• [Task]
Look through the lines below and extract any with the word "почтой".

········

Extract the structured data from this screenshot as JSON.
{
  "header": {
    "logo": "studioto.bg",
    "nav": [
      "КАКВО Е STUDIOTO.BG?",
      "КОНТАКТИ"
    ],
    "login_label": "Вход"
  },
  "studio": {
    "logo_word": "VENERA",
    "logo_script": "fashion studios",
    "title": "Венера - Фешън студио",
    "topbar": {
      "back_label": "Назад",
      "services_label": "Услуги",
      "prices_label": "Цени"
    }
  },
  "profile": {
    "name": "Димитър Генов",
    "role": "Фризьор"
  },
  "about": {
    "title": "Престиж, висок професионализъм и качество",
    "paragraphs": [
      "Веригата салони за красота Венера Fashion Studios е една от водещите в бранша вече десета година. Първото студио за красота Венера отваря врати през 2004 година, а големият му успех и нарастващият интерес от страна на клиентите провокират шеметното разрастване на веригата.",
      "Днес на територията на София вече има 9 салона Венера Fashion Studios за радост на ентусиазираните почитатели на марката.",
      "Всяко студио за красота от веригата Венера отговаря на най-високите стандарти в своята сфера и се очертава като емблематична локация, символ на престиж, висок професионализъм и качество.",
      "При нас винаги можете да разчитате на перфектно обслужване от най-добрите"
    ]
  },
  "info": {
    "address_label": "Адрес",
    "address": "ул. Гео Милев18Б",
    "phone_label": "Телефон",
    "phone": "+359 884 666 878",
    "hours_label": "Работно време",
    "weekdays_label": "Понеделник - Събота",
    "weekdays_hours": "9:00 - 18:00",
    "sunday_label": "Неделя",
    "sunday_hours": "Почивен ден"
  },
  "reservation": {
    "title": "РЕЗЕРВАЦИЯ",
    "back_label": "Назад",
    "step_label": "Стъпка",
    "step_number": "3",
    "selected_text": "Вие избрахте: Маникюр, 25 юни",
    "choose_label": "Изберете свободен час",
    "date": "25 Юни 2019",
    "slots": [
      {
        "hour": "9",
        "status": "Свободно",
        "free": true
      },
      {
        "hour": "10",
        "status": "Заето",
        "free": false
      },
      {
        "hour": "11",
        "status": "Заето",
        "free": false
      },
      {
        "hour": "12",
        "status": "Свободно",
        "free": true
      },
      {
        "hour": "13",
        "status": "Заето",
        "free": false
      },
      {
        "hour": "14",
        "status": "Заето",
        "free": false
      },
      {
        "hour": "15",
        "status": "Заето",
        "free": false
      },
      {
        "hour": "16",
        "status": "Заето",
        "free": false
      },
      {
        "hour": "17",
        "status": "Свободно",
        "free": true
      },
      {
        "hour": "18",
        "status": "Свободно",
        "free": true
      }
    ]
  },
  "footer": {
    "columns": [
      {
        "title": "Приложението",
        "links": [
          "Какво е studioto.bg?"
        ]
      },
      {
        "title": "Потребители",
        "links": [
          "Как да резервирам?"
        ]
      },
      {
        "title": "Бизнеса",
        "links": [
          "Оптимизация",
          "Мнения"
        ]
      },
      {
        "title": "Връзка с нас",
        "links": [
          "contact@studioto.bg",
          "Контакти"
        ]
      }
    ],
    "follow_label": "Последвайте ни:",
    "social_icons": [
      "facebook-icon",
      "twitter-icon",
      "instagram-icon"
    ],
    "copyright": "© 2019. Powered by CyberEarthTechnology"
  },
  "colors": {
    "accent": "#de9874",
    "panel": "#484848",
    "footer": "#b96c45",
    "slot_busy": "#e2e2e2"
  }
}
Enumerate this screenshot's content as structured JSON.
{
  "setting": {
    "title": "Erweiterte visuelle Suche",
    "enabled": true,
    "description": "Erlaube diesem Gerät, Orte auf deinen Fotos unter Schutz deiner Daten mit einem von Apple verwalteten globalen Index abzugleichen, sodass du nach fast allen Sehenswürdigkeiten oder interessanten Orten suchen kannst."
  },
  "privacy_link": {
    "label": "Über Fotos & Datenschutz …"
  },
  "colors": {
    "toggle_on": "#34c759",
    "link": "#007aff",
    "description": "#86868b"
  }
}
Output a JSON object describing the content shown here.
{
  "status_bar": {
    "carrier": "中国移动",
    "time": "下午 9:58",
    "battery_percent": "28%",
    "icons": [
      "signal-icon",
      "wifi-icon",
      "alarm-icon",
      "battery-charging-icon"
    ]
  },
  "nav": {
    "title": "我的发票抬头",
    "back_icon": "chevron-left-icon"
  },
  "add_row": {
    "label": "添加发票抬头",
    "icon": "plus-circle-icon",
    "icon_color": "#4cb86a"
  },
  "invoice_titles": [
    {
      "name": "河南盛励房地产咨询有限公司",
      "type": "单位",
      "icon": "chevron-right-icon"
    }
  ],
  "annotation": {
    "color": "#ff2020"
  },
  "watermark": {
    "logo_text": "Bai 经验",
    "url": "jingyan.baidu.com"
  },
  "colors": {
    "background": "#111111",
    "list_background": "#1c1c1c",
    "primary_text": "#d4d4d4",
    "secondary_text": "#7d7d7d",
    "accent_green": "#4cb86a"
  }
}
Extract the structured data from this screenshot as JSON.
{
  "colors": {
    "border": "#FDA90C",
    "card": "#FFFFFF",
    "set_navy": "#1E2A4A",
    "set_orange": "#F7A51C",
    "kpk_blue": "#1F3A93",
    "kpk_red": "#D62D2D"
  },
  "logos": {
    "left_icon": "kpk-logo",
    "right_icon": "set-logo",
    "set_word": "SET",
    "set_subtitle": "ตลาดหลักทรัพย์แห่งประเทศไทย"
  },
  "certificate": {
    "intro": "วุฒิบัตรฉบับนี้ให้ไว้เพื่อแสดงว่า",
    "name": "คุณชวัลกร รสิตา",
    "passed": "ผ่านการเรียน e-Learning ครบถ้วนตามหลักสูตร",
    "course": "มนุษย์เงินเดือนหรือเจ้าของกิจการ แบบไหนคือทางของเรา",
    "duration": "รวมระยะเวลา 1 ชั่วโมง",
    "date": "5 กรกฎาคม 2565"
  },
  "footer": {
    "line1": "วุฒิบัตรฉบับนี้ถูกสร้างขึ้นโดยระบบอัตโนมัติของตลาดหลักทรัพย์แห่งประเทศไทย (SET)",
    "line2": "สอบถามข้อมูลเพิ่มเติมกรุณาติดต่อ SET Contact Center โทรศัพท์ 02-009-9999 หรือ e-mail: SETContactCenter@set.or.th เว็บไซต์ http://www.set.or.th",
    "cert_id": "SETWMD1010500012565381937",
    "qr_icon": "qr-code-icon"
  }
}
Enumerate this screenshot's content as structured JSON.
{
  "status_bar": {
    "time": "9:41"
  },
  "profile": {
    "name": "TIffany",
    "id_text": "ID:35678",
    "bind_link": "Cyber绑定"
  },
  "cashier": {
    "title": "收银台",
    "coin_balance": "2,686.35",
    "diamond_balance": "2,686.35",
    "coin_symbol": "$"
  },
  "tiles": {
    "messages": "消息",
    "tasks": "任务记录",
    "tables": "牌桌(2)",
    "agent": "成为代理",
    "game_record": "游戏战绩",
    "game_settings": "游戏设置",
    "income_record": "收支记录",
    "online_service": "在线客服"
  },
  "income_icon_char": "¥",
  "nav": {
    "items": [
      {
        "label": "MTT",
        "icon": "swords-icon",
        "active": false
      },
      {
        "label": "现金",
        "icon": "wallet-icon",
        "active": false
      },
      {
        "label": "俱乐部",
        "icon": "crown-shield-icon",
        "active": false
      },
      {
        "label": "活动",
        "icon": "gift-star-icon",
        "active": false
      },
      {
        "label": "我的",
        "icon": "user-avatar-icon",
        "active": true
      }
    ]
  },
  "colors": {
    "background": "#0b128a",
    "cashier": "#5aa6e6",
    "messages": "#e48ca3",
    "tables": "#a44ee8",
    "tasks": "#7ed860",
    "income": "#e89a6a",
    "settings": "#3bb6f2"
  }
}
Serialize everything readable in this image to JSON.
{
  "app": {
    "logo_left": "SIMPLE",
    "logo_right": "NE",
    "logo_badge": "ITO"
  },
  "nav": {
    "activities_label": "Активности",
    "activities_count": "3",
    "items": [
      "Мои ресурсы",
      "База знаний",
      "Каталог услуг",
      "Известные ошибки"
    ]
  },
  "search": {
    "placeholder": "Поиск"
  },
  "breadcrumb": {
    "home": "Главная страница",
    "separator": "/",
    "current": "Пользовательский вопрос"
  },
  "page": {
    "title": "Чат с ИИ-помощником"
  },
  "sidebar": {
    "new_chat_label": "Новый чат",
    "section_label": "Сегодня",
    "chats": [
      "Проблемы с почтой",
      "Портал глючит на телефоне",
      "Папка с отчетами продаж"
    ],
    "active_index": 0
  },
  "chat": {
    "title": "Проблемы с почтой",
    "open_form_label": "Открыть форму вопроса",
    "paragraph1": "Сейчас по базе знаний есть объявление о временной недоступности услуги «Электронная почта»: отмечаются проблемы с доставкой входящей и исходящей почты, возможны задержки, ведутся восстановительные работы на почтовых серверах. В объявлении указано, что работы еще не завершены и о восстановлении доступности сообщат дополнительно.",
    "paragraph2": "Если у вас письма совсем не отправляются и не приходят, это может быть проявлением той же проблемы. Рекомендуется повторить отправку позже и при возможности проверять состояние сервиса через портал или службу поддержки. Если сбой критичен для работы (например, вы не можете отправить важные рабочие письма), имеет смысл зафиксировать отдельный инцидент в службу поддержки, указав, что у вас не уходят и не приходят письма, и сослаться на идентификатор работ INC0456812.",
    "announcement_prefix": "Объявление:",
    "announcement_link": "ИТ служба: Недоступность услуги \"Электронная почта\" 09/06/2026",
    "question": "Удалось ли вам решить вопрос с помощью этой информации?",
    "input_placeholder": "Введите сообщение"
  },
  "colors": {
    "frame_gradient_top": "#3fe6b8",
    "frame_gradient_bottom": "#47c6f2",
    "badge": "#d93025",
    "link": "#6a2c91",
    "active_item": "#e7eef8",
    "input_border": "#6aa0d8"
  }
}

········

• [Answer for this exercise]
      "Проблемы с почтой",
    "title": "Проблемы с почтой",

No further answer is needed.